Data entries for graphics:

"""

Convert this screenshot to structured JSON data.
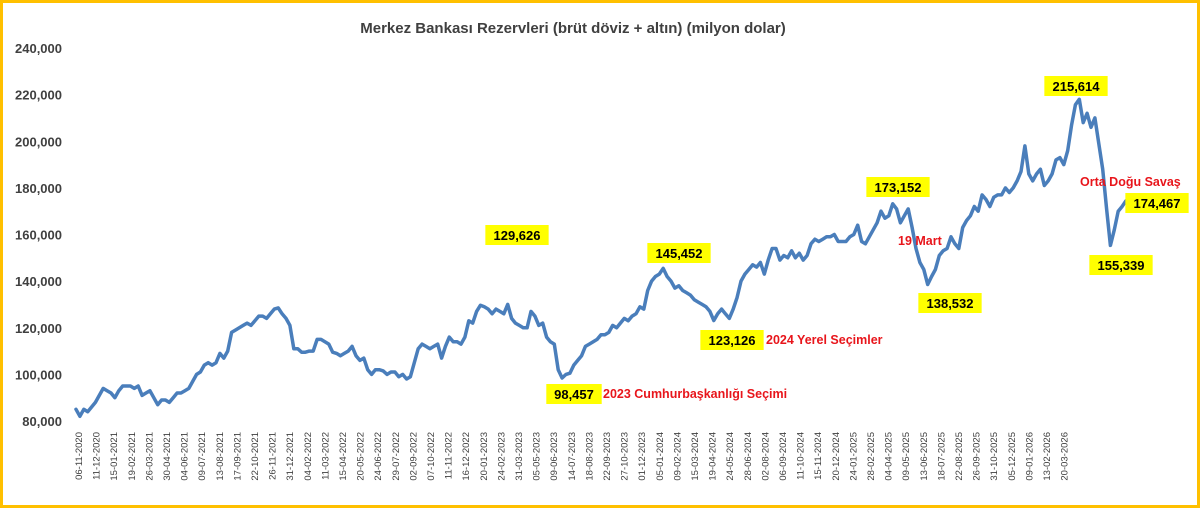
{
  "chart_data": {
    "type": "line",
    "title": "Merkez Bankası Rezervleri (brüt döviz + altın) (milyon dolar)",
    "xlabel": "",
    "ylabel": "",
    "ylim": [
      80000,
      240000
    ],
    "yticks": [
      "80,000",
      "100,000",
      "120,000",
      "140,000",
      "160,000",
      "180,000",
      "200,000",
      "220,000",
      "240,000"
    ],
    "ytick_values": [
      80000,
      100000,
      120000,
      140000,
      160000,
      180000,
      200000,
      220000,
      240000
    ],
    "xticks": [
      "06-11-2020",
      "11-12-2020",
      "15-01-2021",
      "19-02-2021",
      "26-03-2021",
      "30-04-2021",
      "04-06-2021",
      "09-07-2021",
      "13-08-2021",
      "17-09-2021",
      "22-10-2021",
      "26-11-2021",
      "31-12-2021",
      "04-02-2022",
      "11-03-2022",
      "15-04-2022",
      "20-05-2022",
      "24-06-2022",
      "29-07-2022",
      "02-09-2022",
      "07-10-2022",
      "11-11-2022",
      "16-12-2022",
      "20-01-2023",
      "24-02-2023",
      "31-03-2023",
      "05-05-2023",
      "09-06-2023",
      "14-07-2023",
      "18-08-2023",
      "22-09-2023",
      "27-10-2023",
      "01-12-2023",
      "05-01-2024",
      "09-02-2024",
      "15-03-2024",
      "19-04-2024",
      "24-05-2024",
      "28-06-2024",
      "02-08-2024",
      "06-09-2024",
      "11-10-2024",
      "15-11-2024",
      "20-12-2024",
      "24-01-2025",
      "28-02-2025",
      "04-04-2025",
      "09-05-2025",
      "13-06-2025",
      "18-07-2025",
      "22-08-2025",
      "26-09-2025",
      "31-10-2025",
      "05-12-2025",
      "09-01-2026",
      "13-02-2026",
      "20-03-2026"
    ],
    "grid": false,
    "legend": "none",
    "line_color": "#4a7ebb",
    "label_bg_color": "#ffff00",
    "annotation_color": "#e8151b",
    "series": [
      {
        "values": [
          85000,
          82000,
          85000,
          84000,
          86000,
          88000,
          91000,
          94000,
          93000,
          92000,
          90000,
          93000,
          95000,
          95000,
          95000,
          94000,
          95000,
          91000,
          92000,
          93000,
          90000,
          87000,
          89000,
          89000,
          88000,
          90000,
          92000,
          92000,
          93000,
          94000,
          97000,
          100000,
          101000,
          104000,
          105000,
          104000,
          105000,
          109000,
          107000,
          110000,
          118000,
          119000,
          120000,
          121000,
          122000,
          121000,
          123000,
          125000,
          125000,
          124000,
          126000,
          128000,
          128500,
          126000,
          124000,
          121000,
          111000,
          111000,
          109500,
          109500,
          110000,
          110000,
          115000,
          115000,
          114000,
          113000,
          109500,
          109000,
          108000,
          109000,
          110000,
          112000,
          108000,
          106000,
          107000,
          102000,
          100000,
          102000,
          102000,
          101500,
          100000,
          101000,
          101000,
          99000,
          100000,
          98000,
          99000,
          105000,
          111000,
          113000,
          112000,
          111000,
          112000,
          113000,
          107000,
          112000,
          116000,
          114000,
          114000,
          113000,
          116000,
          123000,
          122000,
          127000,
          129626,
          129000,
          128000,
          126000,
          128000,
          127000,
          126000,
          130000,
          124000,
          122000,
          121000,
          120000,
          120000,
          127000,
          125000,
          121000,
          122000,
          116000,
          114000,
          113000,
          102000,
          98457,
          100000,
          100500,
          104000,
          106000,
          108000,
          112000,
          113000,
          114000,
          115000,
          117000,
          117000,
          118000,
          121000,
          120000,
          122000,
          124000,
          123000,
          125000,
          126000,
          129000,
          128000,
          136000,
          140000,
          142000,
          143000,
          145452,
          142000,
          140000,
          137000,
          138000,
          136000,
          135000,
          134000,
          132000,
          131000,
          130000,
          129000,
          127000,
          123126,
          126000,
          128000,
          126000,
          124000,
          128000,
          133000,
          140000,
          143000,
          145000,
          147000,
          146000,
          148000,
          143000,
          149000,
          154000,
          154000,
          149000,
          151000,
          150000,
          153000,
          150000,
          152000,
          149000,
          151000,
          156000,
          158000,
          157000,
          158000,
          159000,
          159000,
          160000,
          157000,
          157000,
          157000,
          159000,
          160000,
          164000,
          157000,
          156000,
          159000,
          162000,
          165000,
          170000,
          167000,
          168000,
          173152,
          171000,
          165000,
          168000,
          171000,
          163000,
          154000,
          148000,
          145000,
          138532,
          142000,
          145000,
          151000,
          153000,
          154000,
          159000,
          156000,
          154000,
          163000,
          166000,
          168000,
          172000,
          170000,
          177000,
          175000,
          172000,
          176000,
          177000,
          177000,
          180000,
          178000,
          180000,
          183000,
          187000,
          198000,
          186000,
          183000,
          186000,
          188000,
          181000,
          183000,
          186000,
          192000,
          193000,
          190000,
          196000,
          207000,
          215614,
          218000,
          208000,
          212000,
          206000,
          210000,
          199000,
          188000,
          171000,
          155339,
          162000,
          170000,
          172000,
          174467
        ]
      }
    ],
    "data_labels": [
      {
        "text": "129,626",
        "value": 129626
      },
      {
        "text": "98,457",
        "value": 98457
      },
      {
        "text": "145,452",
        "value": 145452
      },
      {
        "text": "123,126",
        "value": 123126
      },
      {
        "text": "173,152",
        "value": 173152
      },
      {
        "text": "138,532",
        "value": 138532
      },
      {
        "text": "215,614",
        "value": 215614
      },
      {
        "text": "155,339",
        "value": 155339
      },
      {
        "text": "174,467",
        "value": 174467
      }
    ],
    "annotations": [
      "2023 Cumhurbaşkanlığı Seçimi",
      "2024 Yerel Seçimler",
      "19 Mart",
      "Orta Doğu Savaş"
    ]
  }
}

"""

What is being asked: Extract all the data above exactly, excluding every picture.

Exercise output:
Convert this screenshot to structured JSON data.
{
  "chart_data": {
    "type": "line",
    "title": "Merkez Bankası Rezervleri (brüt döviz + altın) (milyon dolar)",
    "xlabel": "",
    "ylabel": "",
    "ylim": [
      80000,
      240000
    ],
    "yticks": [
      "80,000",
      "100,000",
      "120,000",
      "140,000",
      "160,000",
      "180,000",
      "200,000",
      "220,000",
      "240,000"
    ],
    "ytick_values": [
      80000,
      100000,
      120000,
      140000,
      160000,
      180000,
      200000,
      220000,
      240000
    ],
    "xticks": [
      "06-11-2020",
      "11-12-2020",
      "15-01-2021",
      "19-02-2021",
      "26-03-2021",
      "30-04-2021",
      "04-06-2021",
      "09-07-2021",
      "13-08-2021",
      "17-09-2021",
      "22-10-2021",
      "26-11-2021",
      "31-12-2021",
      "04-02-2022",
      "11-03-2022",
      "15-04-2022",
      "20-05-2022",
      "24-06-2022",
      "29-07-2022",
      "02-09-2022",
      "07-10-2022",
      "11-11-2022",
      "16-12-2022",
      "20-01-2023",
      "24-02-2023",
      "31-03-2023",
      "05-05-2023",
      "09-06-2023",
      "14-07-2023",
      "18-08-2023",
      "22-09-2023",
      "27-10-2023",
      "01-12-2023",
      "05-01-2024",
      "09-02-2024",
      "15-03-2024",
      "19-04-2024",
      "24-05-2024",
      "28-06-2024",
      "02-08-2024",
      "06-09-2024",
      "11-10-2024",
      "15-11-2024",
      "20-12-2024",
      "24-01-2025",
      "28-02-2025",
      "04-04-2025",
      "09-05-2025",
      "13-06-2025",
      "18-07-2025",
      "22-08-2025",
      "26-09-2025",
      "31-10-2025",
      "05-12-2025",
      "09-01-2026",
      "13-02-2026",
      "20-03-2026"
    ],
    "grid": false,
    "legend": "none",
    "line_color": "#4a7ebb",
    "label_bg_color": "#ffff00",
    "annotation_color": "#e8151b",
    "series": [
      {
        "values": [
          85000,
          82000,
          85000,
          84000,
          86000,
          88000,
          91000,
          94000,
          93000,
          92000,
          90000,
          93000,
          95000,
          95000,
          95000,
          94000,
          95000,
          91000,
          92000,
          93000,
          90000,
          87000,
          89000,
          89000,
          88000,
          90000,
          92000,
          92000,
          93000,
          94000,
          97000,
          100000,
          101000,
          104000,
          105000,
          104000,
          105000,
          109000,
          107000,
          110000,
          118000,
          119000,
          120000,
          121000,
          122000,
          121000,
          123000,
          125000,
          125000,
          124000,
          126000,
          128000,
          128500,
          126000,
          124000,
          121000,
          111000,
          111000,
          109500,
          109500,
          110000,
          110000,
          115000,
          115000,
          114000,
          113000,
          109500,
          109000,
          108000,
          109000,
          110000,
          112000,
          108000,
          106000,
          107000,
          102000,
          100000,
          102000,
          102000,
          101500,
          100000,
          101000,
          101000,
          99000,
          100000,
          98000,
          99000,
          105000,
          111000,
          113000,
          112000,
          111000,
          112000,
          113000,
          107000,
          112000,
          116000,
          114000,
          114000,
          113000,
          116000,
          123000,
          122000,
          127000,
          129626,
          129000,
          128000,
          126000,
          128000,
          127000,
          126000,
          130000,
          124000,
          122000,
          121000,
          120000,
          120000,
          127000,
          125000,
          121000,
          122000,
          116000,
          114000,
          113000,
          102000,
          98457,
          100000,
          100500,
          104000,
          106000,
          108000,
          112000,
          113000,
          114000,
          115000,
          117000,
          117000,
          118000,
          121000,
          120000,
          122000,
          124000,
          123000,
          125000,
          126000,
          129000,
          128000,
          136000,
          140000,
          142000,
          143000,
          145452,
          142000,
          140000,
          137000,
          138000,
          136000,
          135000,
          134000,
          132000,
          131000,
          130000,
          129000,
          127000,
          123126,
          126000,
          128000,
          126000,
          124000,
          128000,
          133000,
          140000,
          143000,
          145000,
          147000,
          146000,
          148000,
          143000,
          149000,
          154000,
          154000,
          149000,
          151000,
          150000,
          153000,
          150000,
          152000,
          149000,
          151000,
          156000,
          158000,
          157000,
          158000,
          159000,
          159000,
          160000,
          157000,
          157000,
          157000,
          159000,
          160000,
          164000,
          157000,
          156000,
          159000,
          162000,
          165000,
          170000,
          167000,
          168000,
          173152,
          171000,
          165000,
          168000,
          171000,
          163000,
          154000,
          148000,
          145000,
          138532,
          142000,
          145000,
          151000,
          153000,
          154000,
          159000,
          156000,
          154000,
          163000,
          166000,
          168000,
          172000,
          170000,
          177000,
          175000,
          172000,
          176000,
          177000,
          177000,
          180000,
          178000,
          180000,
          183000,
          187000,
          198000,
          186000,
          183000,
          186000,
          188000,
          181000,
          183000,
          186000,
          192000,
          193000,
          190000,
          196000,
          207000,
          215614,
          218000,
          208000,
          212000,
          206000,
          210000,
          199000,
          188000,
          171000,
          155339,
          162000,
          170000,
          172000,
          174467
        ]
      }
    ],
    "data_labels": [
      {
        "text": "129,626",
        "value": 129626
      },
      {
        "text": "98,457",
        "value": 98457
      },
      {
        "text": "145,452",
        "value": 145452
      },
      {
        "text": "123,126",
        "value": 123126
      },
      {
        "text": "173,152",
        "value": 173152
      },
      {
        "text": "138,532",
        "value": 138532
      },
      {
        "text": "215,614",
        "value": 215614
      },
      {
        "text": "155,339",
        "value": 155339
      },
      {
        "text": "174,467",
        "value": 174467
      }
    ],
    "annotations": [
      "2023 Cumhurbaşkanlığı Seçimi",
      "2024 Yerel Seçimler",
      "19 Mart",
      "Orta Doğu Savaş"
    ]
  }
}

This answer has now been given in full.